### Entries supplied
* * *

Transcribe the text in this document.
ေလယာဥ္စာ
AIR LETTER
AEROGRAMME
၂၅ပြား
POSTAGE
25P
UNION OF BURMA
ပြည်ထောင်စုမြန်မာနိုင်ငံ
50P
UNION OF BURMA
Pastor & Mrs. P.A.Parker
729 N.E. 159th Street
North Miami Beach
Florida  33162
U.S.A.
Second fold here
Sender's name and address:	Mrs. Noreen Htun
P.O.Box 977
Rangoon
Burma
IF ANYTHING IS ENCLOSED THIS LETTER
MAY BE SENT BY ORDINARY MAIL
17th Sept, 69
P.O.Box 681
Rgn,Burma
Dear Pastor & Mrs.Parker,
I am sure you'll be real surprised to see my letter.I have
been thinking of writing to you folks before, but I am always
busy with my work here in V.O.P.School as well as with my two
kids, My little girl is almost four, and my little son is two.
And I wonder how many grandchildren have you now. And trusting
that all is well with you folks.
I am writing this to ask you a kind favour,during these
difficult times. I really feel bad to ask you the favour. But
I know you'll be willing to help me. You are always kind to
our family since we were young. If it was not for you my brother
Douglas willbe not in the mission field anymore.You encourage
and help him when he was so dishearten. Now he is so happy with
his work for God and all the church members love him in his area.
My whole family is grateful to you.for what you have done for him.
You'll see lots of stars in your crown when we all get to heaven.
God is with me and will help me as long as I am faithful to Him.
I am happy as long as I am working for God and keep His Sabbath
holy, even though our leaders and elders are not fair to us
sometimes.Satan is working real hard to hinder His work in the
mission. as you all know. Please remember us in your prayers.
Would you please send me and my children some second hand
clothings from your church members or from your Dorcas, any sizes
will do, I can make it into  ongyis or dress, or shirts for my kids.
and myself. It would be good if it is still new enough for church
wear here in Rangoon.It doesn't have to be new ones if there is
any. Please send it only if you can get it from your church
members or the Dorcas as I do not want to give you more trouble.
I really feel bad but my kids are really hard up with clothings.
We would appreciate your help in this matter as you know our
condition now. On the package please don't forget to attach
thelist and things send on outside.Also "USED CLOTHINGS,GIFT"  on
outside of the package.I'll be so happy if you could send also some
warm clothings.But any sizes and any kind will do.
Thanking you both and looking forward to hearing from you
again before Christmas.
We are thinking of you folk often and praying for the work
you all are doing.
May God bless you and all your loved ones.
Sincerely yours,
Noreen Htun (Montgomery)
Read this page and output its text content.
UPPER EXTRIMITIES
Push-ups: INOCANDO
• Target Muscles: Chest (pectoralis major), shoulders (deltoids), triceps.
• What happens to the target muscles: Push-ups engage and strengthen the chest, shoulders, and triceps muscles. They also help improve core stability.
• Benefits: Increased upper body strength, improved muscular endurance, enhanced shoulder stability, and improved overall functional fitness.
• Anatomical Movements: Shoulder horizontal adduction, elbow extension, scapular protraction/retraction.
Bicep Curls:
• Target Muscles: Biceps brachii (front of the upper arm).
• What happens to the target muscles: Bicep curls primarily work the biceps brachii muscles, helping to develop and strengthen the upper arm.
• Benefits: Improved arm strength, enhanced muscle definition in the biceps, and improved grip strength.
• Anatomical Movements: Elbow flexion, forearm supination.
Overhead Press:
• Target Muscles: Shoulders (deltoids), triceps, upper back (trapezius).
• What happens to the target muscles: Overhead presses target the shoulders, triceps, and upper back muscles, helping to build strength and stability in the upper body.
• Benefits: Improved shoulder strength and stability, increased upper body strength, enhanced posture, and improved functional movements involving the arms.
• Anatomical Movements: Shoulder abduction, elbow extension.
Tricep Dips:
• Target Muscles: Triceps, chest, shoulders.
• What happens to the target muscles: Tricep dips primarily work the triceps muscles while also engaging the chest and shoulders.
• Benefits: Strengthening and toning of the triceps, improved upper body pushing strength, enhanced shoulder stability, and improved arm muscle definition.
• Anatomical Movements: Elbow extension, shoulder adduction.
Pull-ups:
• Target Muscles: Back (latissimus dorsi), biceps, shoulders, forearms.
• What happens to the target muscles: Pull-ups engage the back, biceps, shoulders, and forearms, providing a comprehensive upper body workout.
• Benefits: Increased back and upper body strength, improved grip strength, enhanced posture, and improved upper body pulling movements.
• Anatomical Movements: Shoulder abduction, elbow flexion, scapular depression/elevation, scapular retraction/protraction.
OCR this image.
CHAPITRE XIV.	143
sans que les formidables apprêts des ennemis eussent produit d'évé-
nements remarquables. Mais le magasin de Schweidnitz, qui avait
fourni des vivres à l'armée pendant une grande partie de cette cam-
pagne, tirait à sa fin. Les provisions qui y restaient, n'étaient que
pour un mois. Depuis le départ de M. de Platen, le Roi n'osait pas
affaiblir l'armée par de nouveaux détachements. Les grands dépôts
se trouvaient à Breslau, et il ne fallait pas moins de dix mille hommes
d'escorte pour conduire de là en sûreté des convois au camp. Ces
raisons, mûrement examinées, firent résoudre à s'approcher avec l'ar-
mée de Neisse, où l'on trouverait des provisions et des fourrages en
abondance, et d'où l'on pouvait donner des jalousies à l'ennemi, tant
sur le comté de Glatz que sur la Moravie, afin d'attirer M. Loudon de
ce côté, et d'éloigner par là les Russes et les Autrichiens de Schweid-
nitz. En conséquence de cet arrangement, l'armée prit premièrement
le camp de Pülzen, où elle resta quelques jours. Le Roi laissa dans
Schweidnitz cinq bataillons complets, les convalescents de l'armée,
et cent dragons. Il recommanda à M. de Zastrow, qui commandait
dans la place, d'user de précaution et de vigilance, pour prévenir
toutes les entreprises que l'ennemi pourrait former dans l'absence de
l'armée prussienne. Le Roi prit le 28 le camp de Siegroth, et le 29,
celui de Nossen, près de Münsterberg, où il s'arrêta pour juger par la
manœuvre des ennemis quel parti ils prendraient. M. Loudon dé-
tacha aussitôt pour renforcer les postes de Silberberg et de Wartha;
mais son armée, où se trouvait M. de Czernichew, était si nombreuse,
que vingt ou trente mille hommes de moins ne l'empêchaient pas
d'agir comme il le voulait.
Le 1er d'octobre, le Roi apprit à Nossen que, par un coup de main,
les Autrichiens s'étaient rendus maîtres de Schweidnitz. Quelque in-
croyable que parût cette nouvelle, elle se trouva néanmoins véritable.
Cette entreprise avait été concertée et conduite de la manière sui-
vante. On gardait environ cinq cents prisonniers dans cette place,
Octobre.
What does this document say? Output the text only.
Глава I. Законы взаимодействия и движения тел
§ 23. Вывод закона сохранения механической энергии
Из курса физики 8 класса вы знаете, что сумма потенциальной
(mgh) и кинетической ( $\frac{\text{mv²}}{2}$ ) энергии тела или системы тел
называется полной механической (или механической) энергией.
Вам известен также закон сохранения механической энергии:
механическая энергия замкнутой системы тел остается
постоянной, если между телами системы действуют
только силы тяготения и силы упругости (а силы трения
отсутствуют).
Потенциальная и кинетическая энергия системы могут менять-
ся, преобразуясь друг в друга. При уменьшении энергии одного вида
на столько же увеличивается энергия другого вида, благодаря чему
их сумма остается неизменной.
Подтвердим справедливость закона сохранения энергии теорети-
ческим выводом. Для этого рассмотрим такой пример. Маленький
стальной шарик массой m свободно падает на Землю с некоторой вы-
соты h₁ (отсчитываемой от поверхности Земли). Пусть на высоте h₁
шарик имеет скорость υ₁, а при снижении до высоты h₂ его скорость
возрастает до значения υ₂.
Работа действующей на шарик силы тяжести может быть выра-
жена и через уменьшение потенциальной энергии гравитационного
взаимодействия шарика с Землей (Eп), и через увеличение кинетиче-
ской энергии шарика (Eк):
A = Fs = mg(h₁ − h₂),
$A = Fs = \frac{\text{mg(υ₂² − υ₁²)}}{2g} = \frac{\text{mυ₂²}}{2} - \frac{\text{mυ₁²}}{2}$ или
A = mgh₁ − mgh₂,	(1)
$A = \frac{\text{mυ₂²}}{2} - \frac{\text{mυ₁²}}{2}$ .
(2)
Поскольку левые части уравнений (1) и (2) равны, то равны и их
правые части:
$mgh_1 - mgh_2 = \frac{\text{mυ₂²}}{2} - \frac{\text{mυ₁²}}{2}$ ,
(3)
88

* * *

### Work instructions
Gather from the records above every line containing the string "механической".

### Result for this task
§ 23. Вывод закона сохранения механической энергии
называется полной механической (или механической) энергией.
Вам известен также закон сохранения механической энергии:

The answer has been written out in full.